— Begin Records supplied —
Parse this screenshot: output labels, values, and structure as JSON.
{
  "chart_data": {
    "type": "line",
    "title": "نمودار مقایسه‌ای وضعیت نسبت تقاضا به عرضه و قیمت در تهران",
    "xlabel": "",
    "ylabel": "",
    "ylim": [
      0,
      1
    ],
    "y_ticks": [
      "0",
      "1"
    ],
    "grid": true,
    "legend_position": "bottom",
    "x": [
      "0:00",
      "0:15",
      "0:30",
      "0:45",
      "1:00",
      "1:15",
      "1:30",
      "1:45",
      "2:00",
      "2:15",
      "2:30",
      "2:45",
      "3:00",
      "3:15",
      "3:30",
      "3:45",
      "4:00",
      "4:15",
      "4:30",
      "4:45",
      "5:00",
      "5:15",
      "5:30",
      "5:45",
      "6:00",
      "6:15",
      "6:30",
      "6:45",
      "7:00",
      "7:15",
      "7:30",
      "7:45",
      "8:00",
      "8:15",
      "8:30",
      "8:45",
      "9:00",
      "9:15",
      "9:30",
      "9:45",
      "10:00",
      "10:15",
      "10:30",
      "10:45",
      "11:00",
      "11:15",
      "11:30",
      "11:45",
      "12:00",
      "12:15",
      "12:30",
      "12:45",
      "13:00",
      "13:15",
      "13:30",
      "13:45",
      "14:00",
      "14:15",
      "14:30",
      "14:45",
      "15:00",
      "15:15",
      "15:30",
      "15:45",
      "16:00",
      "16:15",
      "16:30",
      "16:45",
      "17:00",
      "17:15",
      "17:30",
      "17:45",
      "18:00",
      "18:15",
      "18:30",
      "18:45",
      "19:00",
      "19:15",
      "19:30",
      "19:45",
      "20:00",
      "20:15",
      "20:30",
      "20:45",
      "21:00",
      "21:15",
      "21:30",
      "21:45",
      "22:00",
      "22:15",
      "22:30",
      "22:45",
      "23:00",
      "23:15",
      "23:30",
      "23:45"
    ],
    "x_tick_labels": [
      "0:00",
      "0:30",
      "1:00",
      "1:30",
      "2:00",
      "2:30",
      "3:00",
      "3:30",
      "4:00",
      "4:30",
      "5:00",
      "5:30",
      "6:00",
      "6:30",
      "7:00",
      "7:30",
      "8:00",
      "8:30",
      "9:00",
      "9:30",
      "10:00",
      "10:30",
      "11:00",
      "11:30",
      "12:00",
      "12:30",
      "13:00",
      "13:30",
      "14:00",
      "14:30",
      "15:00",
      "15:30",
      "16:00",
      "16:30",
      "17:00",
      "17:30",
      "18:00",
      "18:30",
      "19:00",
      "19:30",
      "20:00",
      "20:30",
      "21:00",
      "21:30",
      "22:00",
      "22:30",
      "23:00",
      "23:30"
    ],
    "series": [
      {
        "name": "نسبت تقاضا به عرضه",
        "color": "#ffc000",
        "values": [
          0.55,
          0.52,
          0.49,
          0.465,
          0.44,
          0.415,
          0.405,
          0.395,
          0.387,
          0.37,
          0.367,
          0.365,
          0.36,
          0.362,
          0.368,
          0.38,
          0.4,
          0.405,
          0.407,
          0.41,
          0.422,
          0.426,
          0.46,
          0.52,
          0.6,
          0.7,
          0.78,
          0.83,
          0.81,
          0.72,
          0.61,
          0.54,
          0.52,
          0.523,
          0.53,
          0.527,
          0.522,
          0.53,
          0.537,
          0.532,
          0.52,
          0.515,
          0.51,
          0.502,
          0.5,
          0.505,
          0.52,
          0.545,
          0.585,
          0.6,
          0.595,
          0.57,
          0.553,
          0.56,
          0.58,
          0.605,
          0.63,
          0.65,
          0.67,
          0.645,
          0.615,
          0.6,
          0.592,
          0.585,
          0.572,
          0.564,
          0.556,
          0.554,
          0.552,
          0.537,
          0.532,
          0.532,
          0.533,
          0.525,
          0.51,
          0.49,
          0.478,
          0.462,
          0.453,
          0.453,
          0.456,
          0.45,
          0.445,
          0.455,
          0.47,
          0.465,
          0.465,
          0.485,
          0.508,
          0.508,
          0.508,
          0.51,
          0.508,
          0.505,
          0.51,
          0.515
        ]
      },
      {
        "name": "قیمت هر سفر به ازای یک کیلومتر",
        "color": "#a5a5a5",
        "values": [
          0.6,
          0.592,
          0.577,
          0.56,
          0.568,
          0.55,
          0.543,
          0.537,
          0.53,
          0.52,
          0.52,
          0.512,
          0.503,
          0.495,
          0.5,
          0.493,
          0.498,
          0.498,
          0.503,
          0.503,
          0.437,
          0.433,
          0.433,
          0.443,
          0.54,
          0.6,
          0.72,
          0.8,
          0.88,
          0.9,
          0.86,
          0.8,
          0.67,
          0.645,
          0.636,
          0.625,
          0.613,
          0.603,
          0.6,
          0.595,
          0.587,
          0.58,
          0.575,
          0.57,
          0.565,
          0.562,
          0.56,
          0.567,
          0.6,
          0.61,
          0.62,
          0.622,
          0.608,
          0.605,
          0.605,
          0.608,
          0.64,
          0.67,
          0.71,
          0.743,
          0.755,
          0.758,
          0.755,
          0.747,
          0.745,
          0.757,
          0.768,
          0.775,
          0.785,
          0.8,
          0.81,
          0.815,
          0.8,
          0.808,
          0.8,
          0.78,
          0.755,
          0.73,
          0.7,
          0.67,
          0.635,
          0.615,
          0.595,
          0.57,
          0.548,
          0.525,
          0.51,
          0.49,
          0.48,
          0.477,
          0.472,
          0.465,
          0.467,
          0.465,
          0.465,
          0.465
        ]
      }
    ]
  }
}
— End Records supplied —
The request — Copy out each line of the listing that holds "name".

Result for this task —
        "name": "نسبت تقاضا به عرضه",
        "name": "قیمت هر سفر به ازای یک کیلومتر",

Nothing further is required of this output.